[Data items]
_ _ _ _ _ _ _
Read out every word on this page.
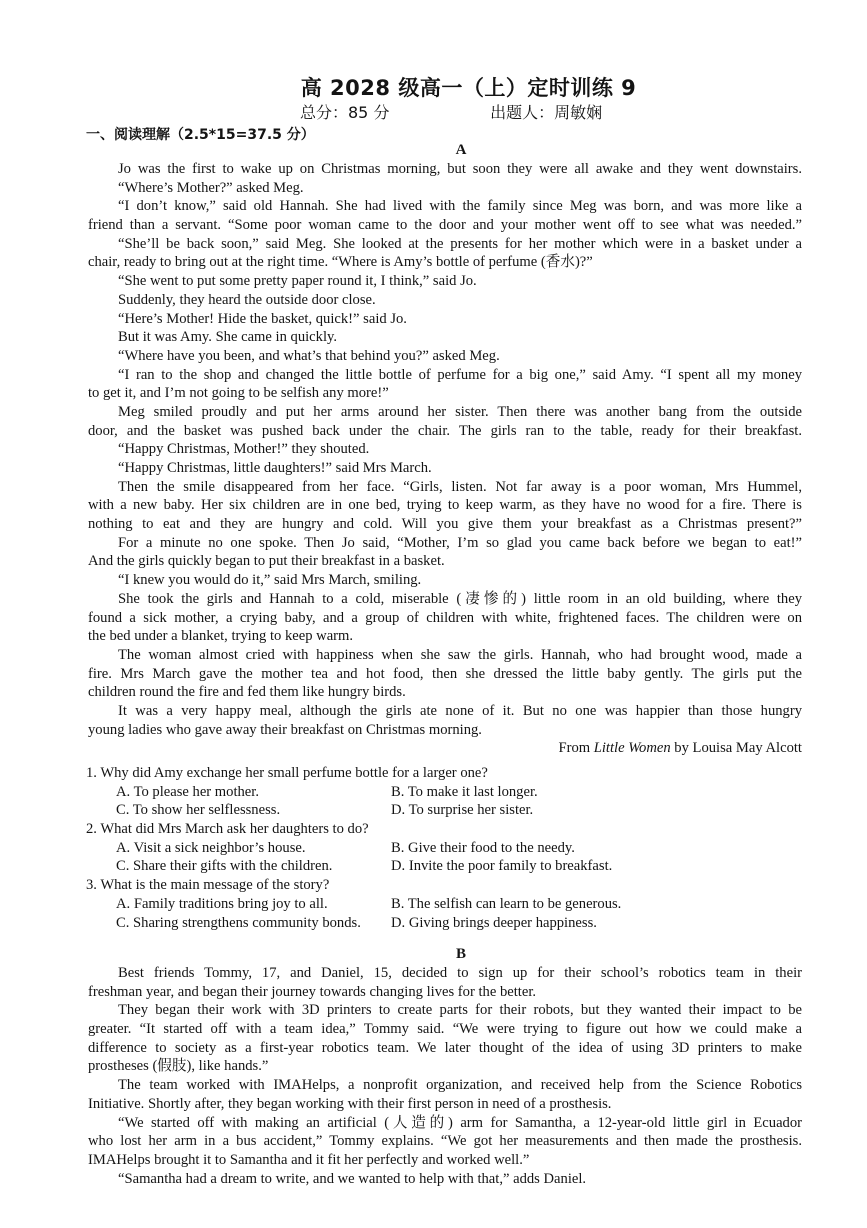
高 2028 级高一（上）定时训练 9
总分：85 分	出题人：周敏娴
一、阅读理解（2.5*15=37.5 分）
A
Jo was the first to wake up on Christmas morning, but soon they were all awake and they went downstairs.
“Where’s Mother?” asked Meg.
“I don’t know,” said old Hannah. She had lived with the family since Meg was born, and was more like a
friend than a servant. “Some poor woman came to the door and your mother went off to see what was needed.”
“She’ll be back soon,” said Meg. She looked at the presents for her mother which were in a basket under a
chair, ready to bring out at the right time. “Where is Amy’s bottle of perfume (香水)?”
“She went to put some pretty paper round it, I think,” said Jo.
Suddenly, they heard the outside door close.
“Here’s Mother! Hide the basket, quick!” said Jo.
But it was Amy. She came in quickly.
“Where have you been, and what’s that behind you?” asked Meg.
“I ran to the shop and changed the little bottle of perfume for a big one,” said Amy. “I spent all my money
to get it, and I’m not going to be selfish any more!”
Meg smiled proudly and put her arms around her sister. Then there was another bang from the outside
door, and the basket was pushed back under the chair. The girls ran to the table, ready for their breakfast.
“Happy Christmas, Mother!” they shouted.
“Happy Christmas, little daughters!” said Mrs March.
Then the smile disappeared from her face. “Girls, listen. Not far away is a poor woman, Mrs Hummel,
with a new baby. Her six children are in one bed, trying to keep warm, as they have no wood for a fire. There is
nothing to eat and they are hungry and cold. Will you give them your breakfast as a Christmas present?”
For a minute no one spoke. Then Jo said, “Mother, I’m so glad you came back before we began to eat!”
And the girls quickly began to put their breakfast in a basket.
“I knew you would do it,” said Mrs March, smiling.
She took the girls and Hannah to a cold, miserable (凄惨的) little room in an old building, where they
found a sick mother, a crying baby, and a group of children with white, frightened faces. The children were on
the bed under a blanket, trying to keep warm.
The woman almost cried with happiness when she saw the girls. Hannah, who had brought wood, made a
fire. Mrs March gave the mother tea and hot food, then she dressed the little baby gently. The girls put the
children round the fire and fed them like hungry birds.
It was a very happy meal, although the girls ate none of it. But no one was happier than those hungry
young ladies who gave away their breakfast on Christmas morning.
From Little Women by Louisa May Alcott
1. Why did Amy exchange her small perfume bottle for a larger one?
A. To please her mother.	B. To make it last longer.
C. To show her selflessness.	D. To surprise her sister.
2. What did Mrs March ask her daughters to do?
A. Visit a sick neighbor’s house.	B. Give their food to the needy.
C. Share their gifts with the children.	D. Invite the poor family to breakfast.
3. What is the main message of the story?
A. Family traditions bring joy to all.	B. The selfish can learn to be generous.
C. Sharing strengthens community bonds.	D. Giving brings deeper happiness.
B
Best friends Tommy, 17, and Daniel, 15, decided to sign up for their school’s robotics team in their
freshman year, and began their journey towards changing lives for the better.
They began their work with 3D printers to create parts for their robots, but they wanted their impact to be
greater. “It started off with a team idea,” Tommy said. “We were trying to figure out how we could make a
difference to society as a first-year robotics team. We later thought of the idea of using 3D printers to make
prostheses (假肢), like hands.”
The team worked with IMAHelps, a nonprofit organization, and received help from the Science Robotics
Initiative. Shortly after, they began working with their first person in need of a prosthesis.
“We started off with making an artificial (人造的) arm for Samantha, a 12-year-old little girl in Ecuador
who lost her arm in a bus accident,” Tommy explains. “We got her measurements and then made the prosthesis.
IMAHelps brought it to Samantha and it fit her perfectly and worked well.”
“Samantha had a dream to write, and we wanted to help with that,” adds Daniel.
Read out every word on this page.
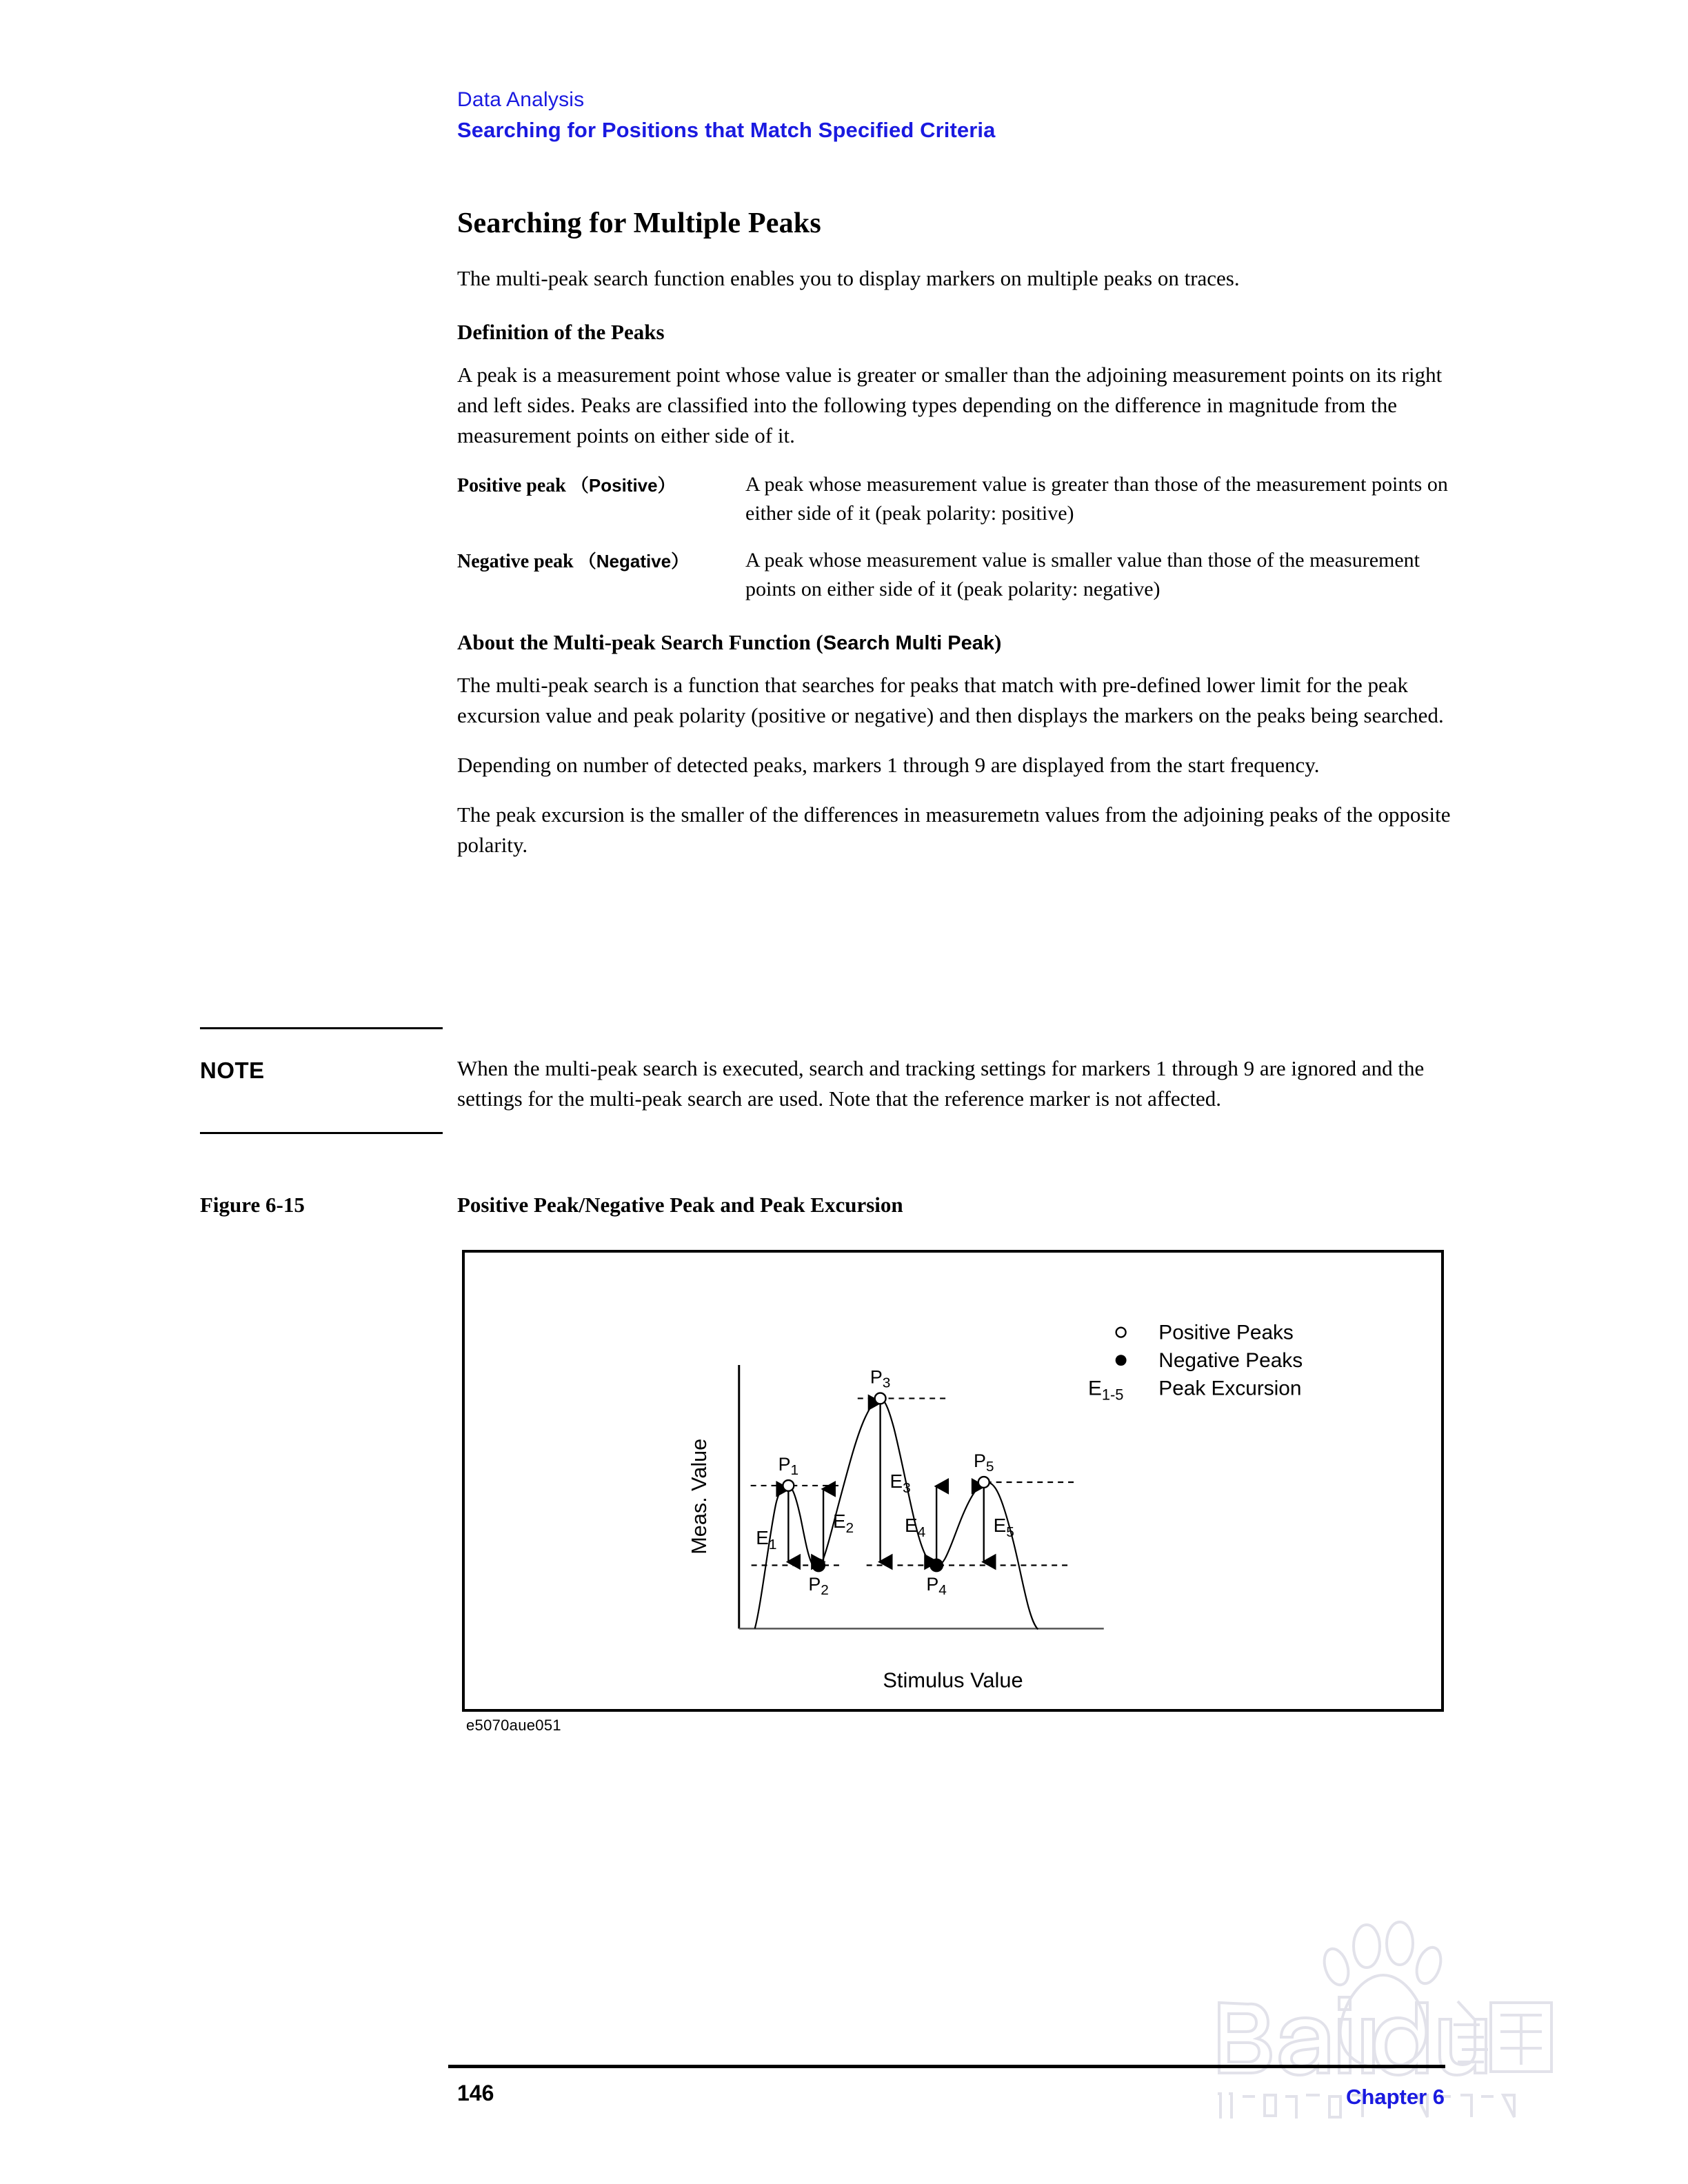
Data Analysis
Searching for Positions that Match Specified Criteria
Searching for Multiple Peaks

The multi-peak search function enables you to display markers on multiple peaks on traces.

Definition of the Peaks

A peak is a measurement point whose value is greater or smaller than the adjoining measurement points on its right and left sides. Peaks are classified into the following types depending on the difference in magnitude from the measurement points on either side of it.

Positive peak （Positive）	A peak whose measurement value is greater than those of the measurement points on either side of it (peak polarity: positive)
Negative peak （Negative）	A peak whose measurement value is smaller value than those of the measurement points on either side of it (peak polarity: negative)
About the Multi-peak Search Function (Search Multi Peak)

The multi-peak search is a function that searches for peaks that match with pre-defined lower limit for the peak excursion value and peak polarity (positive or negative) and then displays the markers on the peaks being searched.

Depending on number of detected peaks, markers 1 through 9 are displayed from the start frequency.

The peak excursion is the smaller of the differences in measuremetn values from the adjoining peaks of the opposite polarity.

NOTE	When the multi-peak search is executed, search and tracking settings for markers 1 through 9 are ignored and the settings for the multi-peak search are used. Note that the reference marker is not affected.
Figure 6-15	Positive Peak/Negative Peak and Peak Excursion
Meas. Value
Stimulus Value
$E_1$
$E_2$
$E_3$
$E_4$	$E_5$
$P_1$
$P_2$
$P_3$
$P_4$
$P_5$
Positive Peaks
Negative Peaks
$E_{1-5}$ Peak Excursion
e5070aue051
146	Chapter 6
_ _ _ _ _ _ _
* REQUIRED TASK: Find each line in the records holding the string "began" and show it.

* WORKED ANSWER:
For a minute no one spoke. Then Jo said, “Mother, I’m so glad you came back before we began to eat!”
And the girls quickly began to put their breakfast in a basket.
freshman year, and began their journey towards changing lives for the better.
They began their work with 3D printers to create parts for their robots, but they wanted their impact to be
Initiative. Shortly after, they began working with their first person in need of a prosthesis.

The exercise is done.